Required task
Pick out all lines with the word "calculate" from the records that follow.
::: Source material :::
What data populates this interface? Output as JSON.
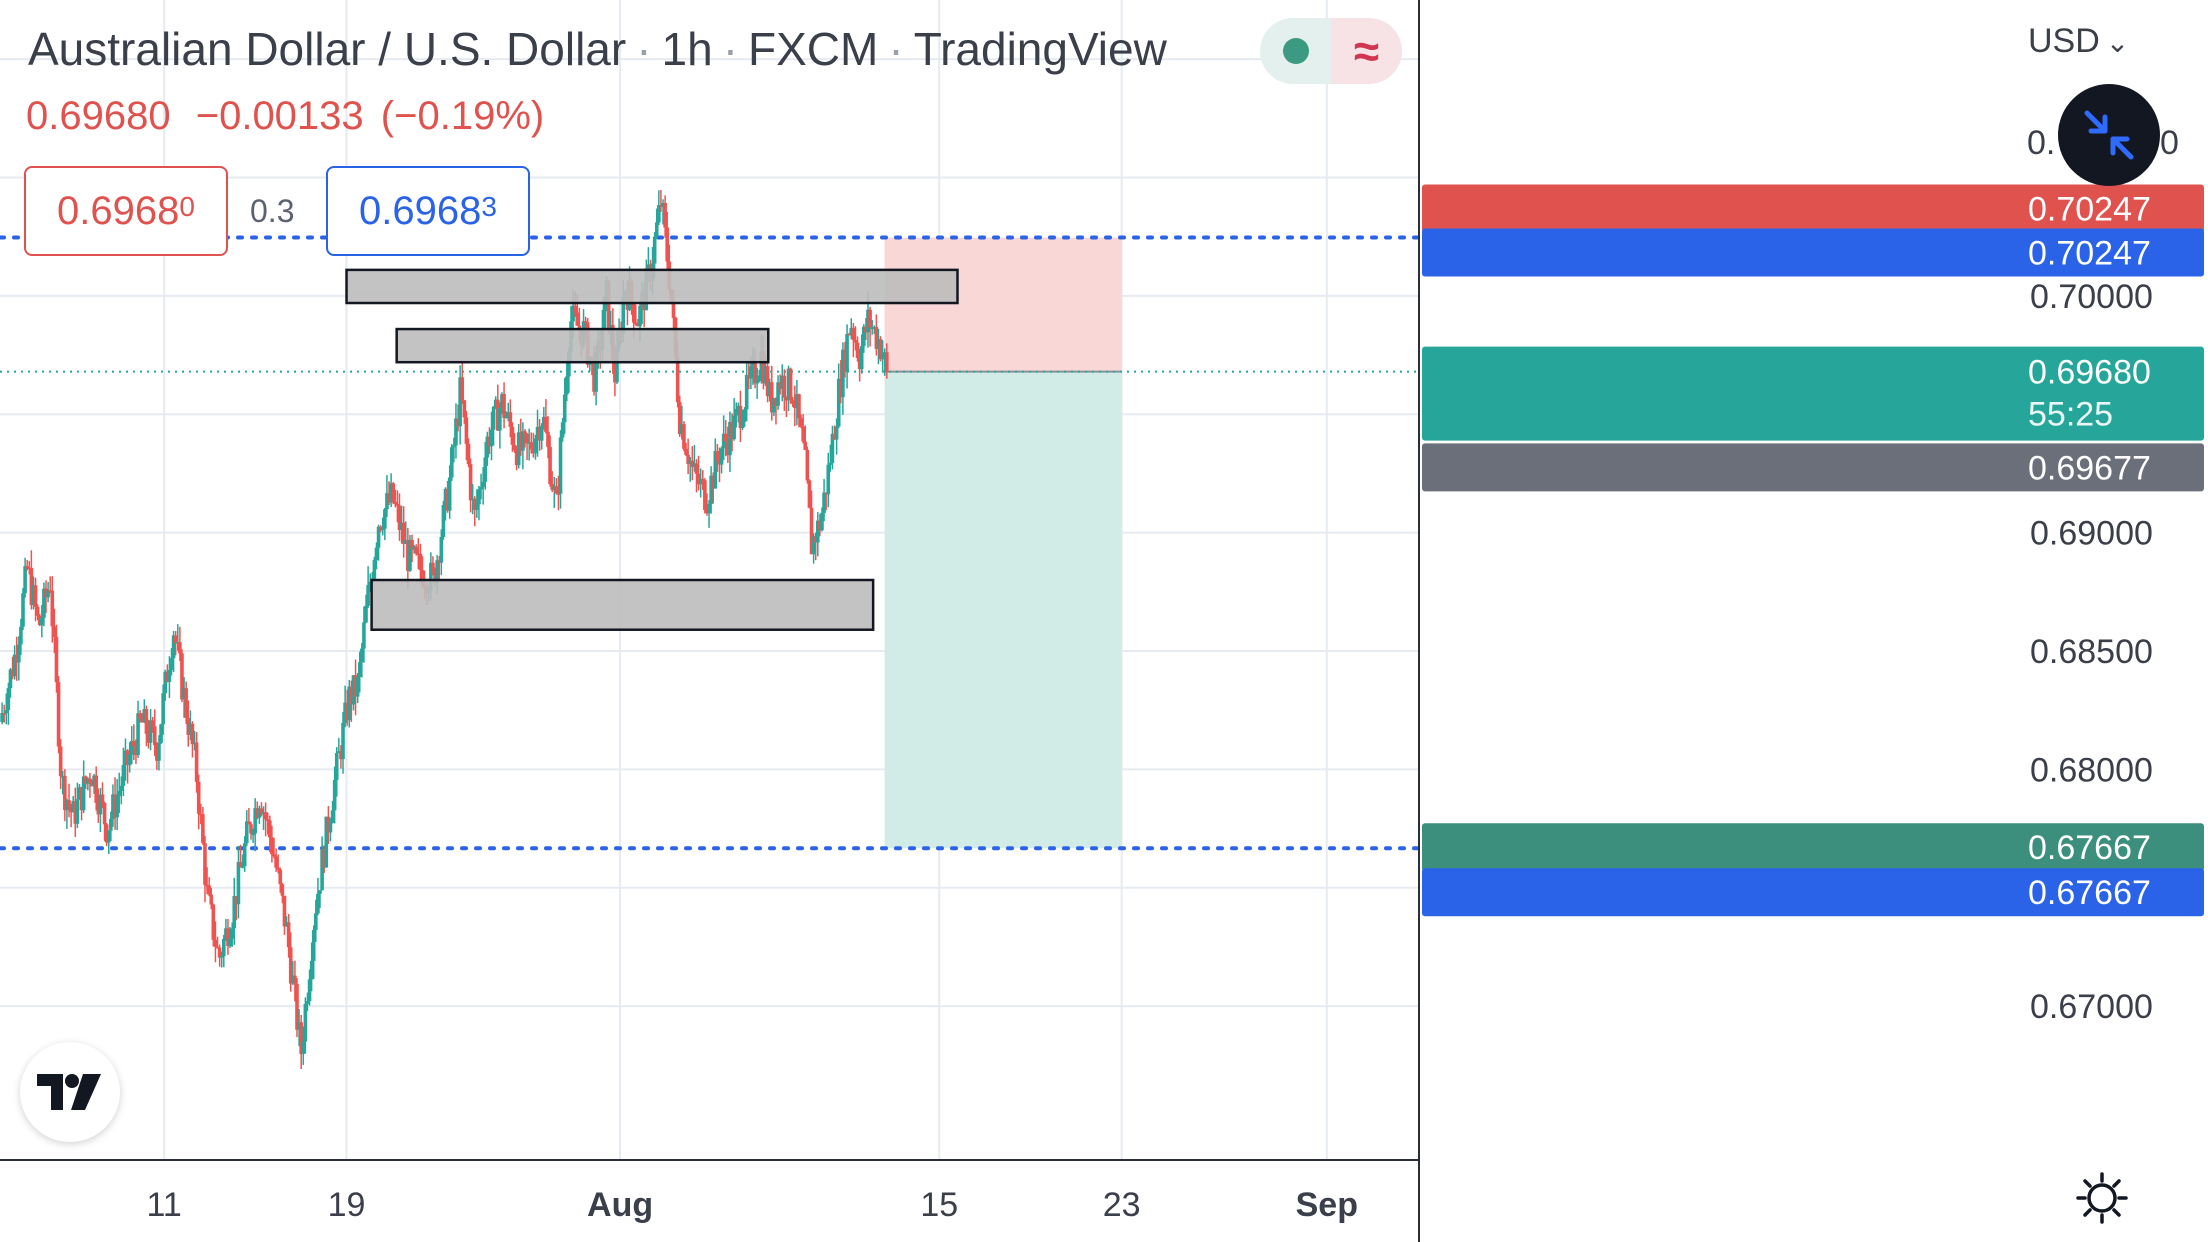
{
  "header": {
    "symbol": "Australian Dollar / U.S. Dollar",
    "interval": "1h",
    "exchange": "FXCM",
    "source": "TradingView",
    "sep": "·",
    "last": "0.69680",
    "change": "−0.00133",
    "change_pct": "(−0.19%)",
    "status_glyph": "≈"
  },
  "quote": {
    "bid_main": "0.6968",
    "bid_tail": "0",
    "spread": "0.3",
    "ask_main": "0.6968",
    "ask_tail": "3"
  },
  "axis": {
    "currency": "USD",
    "currency_caret": "⌄",
    "hidden_label_left": "0.",
    "hidden_label_right": "0"
  },
  "chart_data": {
    "type": "candlestick",
    "instrument": "AUDUSD",
    "timeframe": "1h",
    "ylim": [
      0.6635,
      0.7125
    ],
    "y_ticks": [
      {
        "value": 0.7,
        "label": "0.70000"
      },
      {
        "value": 0.69,
        "label": "0.69000"
      },
      {
        "value": 0.685,
        "label": "0.68500"
      },
      {
        "value": 0.68,
        "label": "0.68000"
      },
      {
        "value": 0.67,
        "label": "0.67000"
      }
    ],
    "x_ticks": [
      {
        "label": "11",
        "day": 11
      },
      {
        "label": "19",
        "day": 19
      },
      {
        "label": "Aug",
        "day": 31
      },
      {
        "label": "15",
        "day": 45
      },
      {
        "label": "23",
        "day": 53
      },
      {
        "label": "Sep",
        "day": 62
      }
    ],
    "x_range_days": [
      3.8,
      66.0
    ],
    "price_path": [
      [
        3.8,
        0.682
      ],
      [
        4.5,
        0.685
      ],
      [
        5.0,
        0.6885
      ],
      [
        5.5,
        0.686
      ],
      [
        6.0,
        0.688
      ],
      [
        6.5,
        0.6795
      ],
      [
        7.0,
        0.678
      ],
      [
        7.8,
        0.68
      ],
      [
        8.5,
        0.6775
      ],
      [
        9.3,
        0.68
      ],
      [
        10.0,
        0.682
      ],
      [
        10.7,
        0.681
      ],
      [
        11.4,
        0.686
      ],
      [
        11.8,
        0.6835
      ],
      [
        12.4,
        0.68
      ],
      [
        12.9,
        0.6745
      ],
      [
        13.4,
        0.672
      ],
      [
        14.0,
        0.674
      ],
      [
        14.6,
        0.677
      ],
      [
        15.2,
        0.679
      ],
      [
        15.8,
        0.6765
      ],
      [
        16.4,
        0.673
      ],
      [
        17.0,
        0.668
      ],
      [
        17.6,
        0.674
      ],
      [
        18.4,
        0.679
      ],
      [
        19.1,
        0.683
      ],
      [
        19.5,
        0.6835
      ],
      [
        19.9,
        0.687
      ],
      [
        20.4,
        0.6905
      ],
      [
        21.0,
        0.6915
      ],
      [
        21.7,
        0.689
      ],
      [
        22.2,
        0.6885
      ],
      [
        22.8,
        0.688
      ],
      [
        23.5,
        0.692
      ],
      [
        24.0,
        0.696
      ],
      [
        24.6,
        0.6905
      ],
      [
        25.2,
        0.694
      ],
      [
        25.8,
        0.6955
      ],
      [
        26.5,
        0.6935
      ],
      [
        27.0,
        0.6935
      ],
      [
        27.6,
        0.695
      ],
      [
        28.2,
        0.691
      ],
      [
        28.8,
        0.699
      ],
      [
        29.4,
        0.6985
      ],
      [
        29.9,
        0.6965
      ],
      [
        30.4,
        0.7
      ],
      [
        30.8,
        0.6965
      ],
      [
        31.2,
        0.7005
      ],
      [
        31.8,
        0.699
      ],
      [
        32.3,
        0.701
      ],
      [
        32.8,
        0.704
      ],
      [
        33.2,
        0.7005
      ],
      [
        33.6,
        0.695
      ],
      [
        34.2,
        0.6925
      ],
      [
        34.8,
        0.6915
      ],
      [
        35.4,
        0.6935
      ],
      [
        36.0,
        0.6945
      ],
      [
        36.6,
        0.696
      ],
      [
        37.2,
        0.6975
      ],
      [
        37.6,
        0.6955
      ],
      [
        38.0,
        0.6965
      ],
      [
        38.6,
        0.696
      ],
      [
        39.1,
        0.693
      ],
      [
        39.4,
        0.6895
      ],
      [
        39.8,
        0.6905
      ],
      [
        40.2,
        0.693
      ],
      [
        40.6,
        0.696
      ],
      [
        41.1,
        0.699
      ],
      [
        41.5,
        0.6975
      ],
      [
        41.9,
        0.699
      ],
      [
        42.4,
        0.698
      ],
      [
        42.7,
        0.6968
      ]
    ],
    "zones": [
      {
        "name": "upper resistance zone",
        "x0": 19.0,
        "x1": 45.8,
        "y0": 0.6997,
        "y1": 0.7011
      },
      {
        "name": "lower resistance zone",
        "x0": 21.2,
        "x1": 37.5,
        "y0": 0.6972,
        "y1": 0.6986
      },
      {
        "name": "support zone",
        "x0": 20.1,
        "x1": 42.1,
        "y0": 0.6859,
        "y1": 0.688
      }
    ],
    "position": {
      "type": "short",
      "x0": 42.6,
      "x1": 53.0,
      "entry": 0.6968,
      "stop": 0.70247,
      "target": 0.67667
    },
    "levels": {
      "stop": {
        "value": 0.70247,
        "label": "0.70247"
      },
      "target": {
        "value": 0.67667,
        "label": "0.67667"
      },
      "last": {
        "value": 0.6968,
        "label": "0.69680"
      },
      "countdown": "55:25",
      "prev": {
        "value": 0.69677,
        "label": "0.69677"
      }
    },
    "colors": {
      "up": "#26a69a",
      "down": "#ef5350",
      "stop_zone": "#f8d7d6",
      "target_zone": "#d1ebe7",
      "level_line": "#2a62e8",
      "zone_fill": "#bdbdbd",
      "grid": "#e6ebf1",
      "axis_text": "#3b3f4a"
    }
  }
}
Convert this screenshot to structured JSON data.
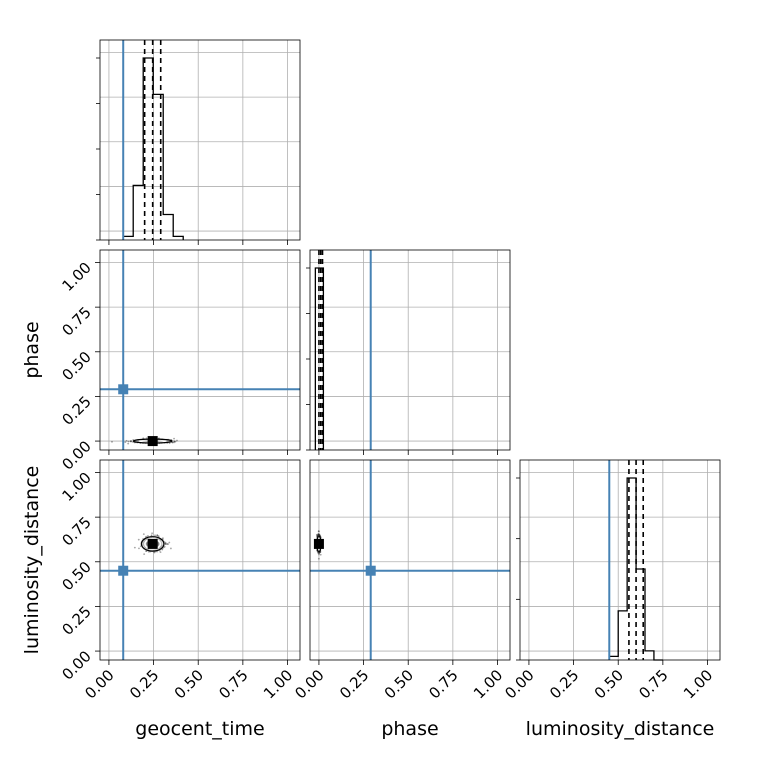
{
  "chart_data": {
    "type": "corner",
    "parameters": [
      "geocent_time",
      "phase",
      "luminosity_distance"
    ],
    "axis_labels": {
      "geocent_time": "geocent_time",
      "phase": "phase",
      "luminosity_distance": "luminosity_distance"
    },
    "range": [
      -0.05,
      1.07
    ],
    "ticks": [
      0.0,
      0.25,
      0.5,
      0.75,
      1.0
    ],
    "tick_labels": [
      "0.00",
      "0.25",
      "0.50",
      "0.75",
      "1.00"
    ],
    "truth_color": "#4682b4",
    "line_color": "#000000",
    "grid": true,
    "truths": {
      "geocent_time": 0.08,
      "phase": 0.29,
      "luminosity_distance": 0.45
    },
    "quantiles": {
      "geocent_time": [
        0.2,
        0.245,
        0.29
      ],
      "phase": [
        0.0,
        0.01,
        0.02
      ],
      "luminosity_distance": [
        0.56,
        0.6,
        0.64
      ]
    },
    "histograms": {
      "geocent_time": {
        "edges": [
          0.08,
          0.136,
          0.192,
          0.248,
          0.304,
          0.36,
          0.416
        ],
        "counts": [
          0.02,
          0.3,
          1.0,
          0.8,
          0.14,
          0.02
        ]
      },
      "phase": {
        "edges": [
          -0.02,
          0.0,
          0.025
        ],
        "counts": [
          1.0,
          1.0
        ]
      },
      "luminosity_distance": {
        "edges": [
          0.45,
          0.5,
          0.55,
          0.6,
          0.65,
          0.7,
          0.75
        ],
        "counts": [
          0.02,
          0.27,
          1.0,
          0.5,
          0.05,
          0.0
        ]
      }
    },
    "contours_2d": {
      "phase_vs_geocent_time": {
        "center": [
          0.245,
          0.0
        ],
        "spread": [
          0.12,
          0.012
        ]
      },
      "luminosity_distance_vs_geocent_time": {
        "center": [
          0.245,
          0.6
        ],
        "spread": [
          0.07,
          0.045
        ]
      },
      "luminosity_distance_vs_phase": {
        "center": [
          0.0,
          0.6
        ],
        "spread": [
          0.012,
          0.05
        ]
      }
    }
  }
}
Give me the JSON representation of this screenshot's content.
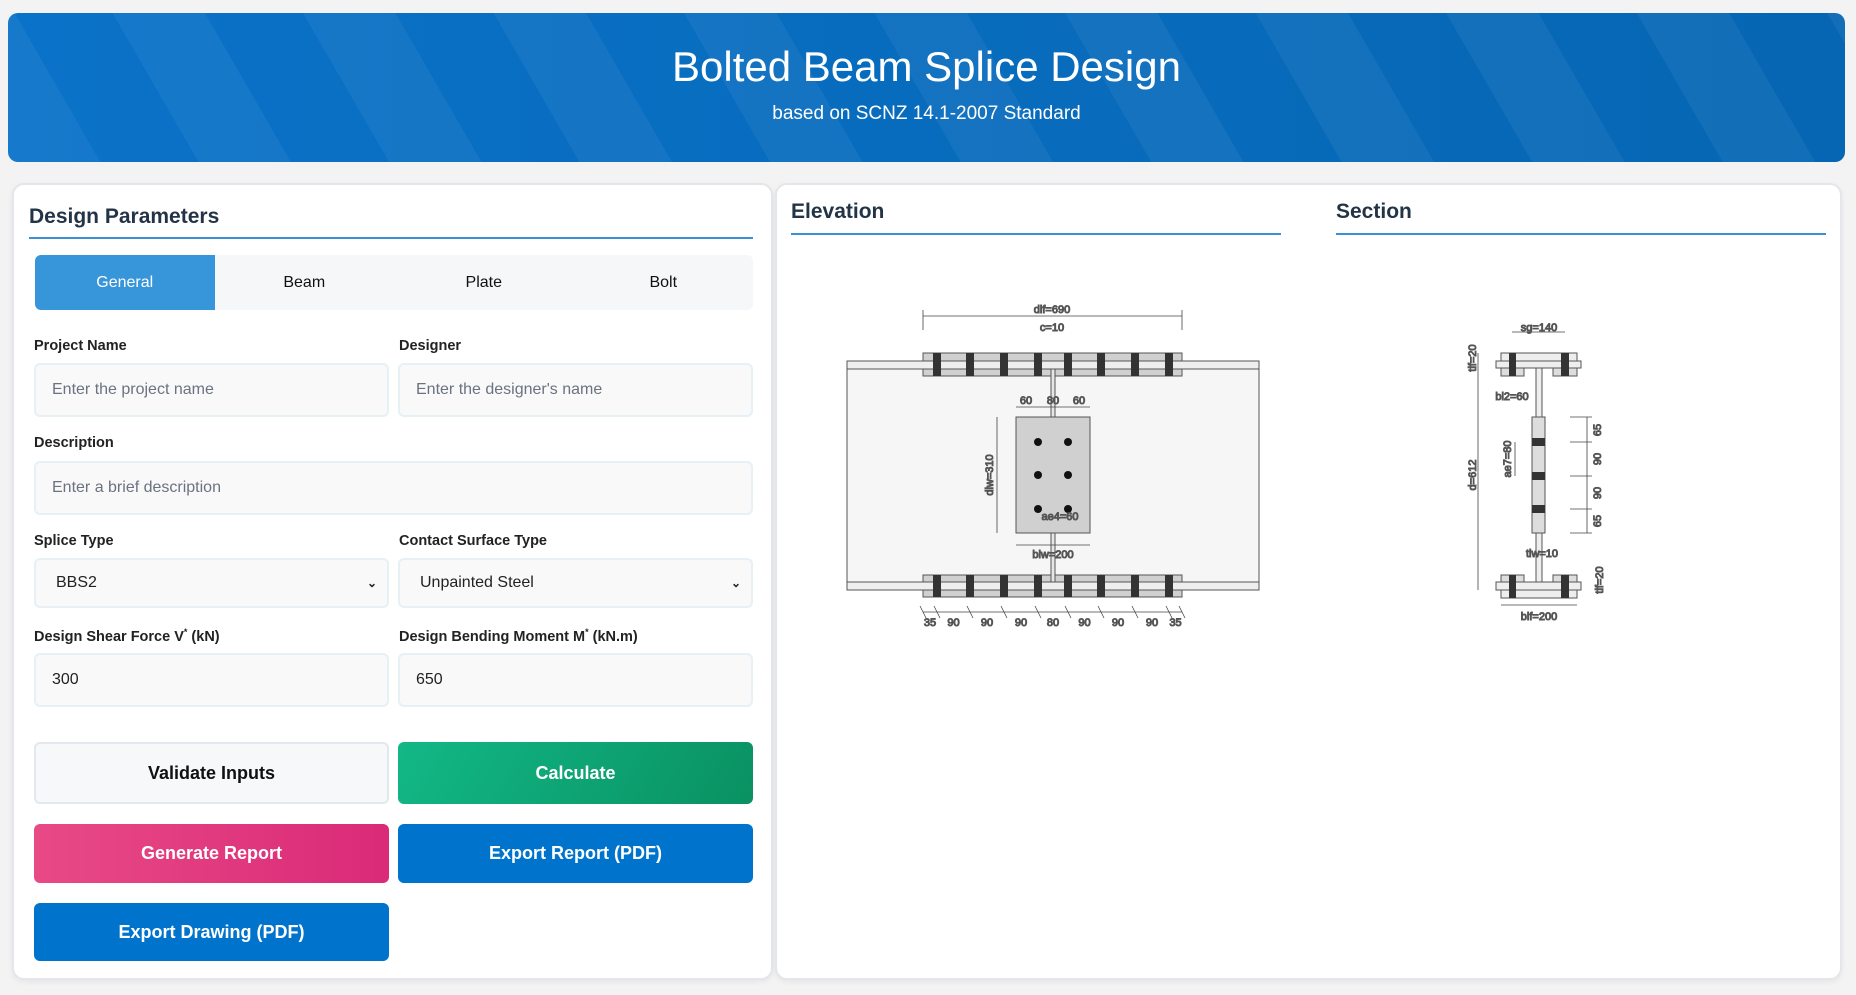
{
  "header": {
    "title": "Bolted Beam Splice Design",
    "subtitle": "based on SCNZ 14.1-2007 Standard"
  },
  "params": {
    "title": "Design Parameters",
    "tabs": [
      {
        "label": "General",
        "active": true
      },
      {
        "label": "Beam"
      },
      {
        "label": "Plate"
      },
      {
        "label": "Bolt"
      }
    ],
    "project_name": {
      "label": "Project Name",
      "placeholder": "Enter the project name",
      "value": ""
    },
    "designer": {
      "label": "Designer",
      "placeholder": "Enter the designer's name",
      "value": ""
    },
    "description": {
      "label": "Description",
      "placeholder": "Enter a brief description",
      "value": ""
    },
    "splice_type": {
      "label": "Splice Type",
      "value": "BBS2"
    },
    "contact_surface": {
      "label": "Contact Surface Type",
      "value": "Unpainted Steel"
    },
    "shear": {
      "label_main": "Design Shear Force V",
      "label_sup": "*",
      "label_unit": " (kN)",
      "value": "300"
    },
    "moment": {
      "label_main": "Design Bending Moment M",
      "label_sup": "*",
      "label_unit": " (kN.m)",
      "value": "650"
    },
    "buttons": {
      "validate": "Validate Inputs",
      "calculate": "Calculate",
      "generate_report": "Generate Report",
      "export_report": "Export Report (PDF)",
      "export_drawing": "Export Drawing (PDF)"
    }
  },
  "colors": {
    "accent": "#3796da",
    "header": "#0a72c8",
    "calculate": "#10b981",
    "generate": "#e0407e",
    "export": "#0074cc"
  },
  "elevation": {
    "title": "Elevation",
    "dif": "dif=690",
    "c": "c=10",
    "top_dims": [
      "60",
      "80",
      "60"
    ],
    "diw": "diw=310",
    "biw": "biw=200",
    "ae4": "ae4=60",
    "bottom_dims": [
      "35",
      "90",
      "90",
      "90",
      "80",
      "90",
      "90",
      "90",
      "35"
    ]
  },
  "section": {
    "title": "Section",
    "sg": "sg=140",
    "tif_top": "tif=20",
    "bi2": "bi2=60",
    "d": "d=612",
    "ae7": "ae7=80",
    "web_dims": [
      "65",
      "90",
      "90",
      "65"
    ],
    "tiw": "tiw=10",
    "tif_bottom": "tif=20",
    "bif": "bif=200"
  }
}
:::
Written response
      "calculate": "Calculate",
    "calculate": "#10b981",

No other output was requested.